Stated exercise - Read the material below. Count the lines containing "center" and give that count alone.

Figure collection entries:
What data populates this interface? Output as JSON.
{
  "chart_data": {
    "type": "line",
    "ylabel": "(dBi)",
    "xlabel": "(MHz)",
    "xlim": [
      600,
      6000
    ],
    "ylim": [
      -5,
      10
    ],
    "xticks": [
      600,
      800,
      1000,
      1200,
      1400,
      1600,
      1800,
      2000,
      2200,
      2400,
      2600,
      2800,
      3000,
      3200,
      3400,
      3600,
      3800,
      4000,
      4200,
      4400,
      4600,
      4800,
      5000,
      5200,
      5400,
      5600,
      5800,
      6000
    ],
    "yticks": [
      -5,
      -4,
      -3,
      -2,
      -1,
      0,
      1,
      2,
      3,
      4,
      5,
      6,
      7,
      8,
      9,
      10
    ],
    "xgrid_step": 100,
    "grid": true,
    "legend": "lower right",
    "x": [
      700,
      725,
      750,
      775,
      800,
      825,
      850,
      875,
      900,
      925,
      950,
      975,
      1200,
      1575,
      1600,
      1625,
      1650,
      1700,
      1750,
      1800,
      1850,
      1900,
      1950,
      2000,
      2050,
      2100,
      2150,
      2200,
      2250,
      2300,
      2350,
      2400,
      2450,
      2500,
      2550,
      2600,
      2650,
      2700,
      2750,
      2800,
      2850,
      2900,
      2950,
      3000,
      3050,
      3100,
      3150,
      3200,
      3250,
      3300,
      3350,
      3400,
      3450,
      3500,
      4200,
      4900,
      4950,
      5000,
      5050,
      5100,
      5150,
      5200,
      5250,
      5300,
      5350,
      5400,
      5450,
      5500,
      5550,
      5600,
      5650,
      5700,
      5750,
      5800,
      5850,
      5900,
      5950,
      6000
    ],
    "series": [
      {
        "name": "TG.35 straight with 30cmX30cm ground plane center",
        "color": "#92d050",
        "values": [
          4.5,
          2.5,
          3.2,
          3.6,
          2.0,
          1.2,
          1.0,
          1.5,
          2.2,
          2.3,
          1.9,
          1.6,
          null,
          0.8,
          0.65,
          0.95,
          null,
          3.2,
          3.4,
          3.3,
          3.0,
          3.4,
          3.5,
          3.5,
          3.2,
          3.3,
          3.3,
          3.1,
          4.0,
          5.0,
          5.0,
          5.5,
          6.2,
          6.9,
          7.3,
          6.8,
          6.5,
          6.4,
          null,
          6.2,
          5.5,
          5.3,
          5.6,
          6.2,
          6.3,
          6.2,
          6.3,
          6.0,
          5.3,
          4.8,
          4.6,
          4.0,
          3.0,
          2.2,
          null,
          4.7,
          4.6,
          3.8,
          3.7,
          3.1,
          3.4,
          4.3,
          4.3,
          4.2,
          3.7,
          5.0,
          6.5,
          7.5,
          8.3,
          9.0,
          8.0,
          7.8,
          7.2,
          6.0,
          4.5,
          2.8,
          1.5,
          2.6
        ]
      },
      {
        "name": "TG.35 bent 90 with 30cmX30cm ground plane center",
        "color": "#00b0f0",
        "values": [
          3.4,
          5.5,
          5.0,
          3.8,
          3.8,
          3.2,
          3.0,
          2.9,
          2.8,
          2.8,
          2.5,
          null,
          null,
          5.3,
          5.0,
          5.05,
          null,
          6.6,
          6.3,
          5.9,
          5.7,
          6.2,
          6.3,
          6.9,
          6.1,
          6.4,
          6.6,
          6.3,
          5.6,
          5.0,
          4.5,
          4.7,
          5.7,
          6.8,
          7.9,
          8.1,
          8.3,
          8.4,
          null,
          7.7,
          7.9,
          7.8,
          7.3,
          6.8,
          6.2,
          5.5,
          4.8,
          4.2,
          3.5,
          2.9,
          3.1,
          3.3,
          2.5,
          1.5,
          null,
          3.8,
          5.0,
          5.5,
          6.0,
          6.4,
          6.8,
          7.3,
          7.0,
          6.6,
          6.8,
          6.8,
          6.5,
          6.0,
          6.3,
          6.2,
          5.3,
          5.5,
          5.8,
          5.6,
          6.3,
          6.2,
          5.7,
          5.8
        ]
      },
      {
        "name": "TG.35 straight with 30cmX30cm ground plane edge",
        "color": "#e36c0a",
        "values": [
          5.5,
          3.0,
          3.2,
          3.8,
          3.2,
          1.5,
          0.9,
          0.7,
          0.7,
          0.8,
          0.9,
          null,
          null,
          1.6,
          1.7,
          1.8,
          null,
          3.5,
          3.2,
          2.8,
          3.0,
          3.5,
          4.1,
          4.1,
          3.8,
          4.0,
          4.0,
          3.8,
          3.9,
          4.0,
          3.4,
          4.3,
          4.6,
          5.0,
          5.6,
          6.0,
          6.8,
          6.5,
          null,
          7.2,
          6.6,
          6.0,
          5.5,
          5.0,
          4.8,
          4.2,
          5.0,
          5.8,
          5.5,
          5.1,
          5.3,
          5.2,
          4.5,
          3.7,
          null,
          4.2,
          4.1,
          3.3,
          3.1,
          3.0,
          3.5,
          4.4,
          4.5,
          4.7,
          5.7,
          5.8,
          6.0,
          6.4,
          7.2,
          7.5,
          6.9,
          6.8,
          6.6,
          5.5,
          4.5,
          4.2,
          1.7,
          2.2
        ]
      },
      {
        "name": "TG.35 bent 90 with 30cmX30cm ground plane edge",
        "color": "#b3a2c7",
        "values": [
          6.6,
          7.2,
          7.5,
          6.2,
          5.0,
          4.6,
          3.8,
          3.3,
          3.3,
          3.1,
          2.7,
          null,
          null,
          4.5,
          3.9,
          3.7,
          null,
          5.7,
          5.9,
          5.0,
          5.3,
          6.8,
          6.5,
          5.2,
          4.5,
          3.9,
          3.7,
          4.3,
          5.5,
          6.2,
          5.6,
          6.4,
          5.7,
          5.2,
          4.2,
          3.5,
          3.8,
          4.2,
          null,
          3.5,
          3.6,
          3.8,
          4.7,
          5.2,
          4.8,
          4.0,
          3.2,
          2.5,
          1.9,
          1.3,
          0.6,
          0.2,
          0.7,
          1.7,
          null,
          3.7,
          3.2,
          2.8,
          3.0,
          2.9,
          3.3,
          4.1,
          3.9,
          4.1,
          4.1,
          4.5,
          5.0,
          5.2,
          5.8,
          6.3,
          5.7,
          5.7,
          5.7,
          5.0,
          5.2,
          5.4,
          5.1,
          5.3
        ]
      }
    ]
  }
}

Answer to this task - 2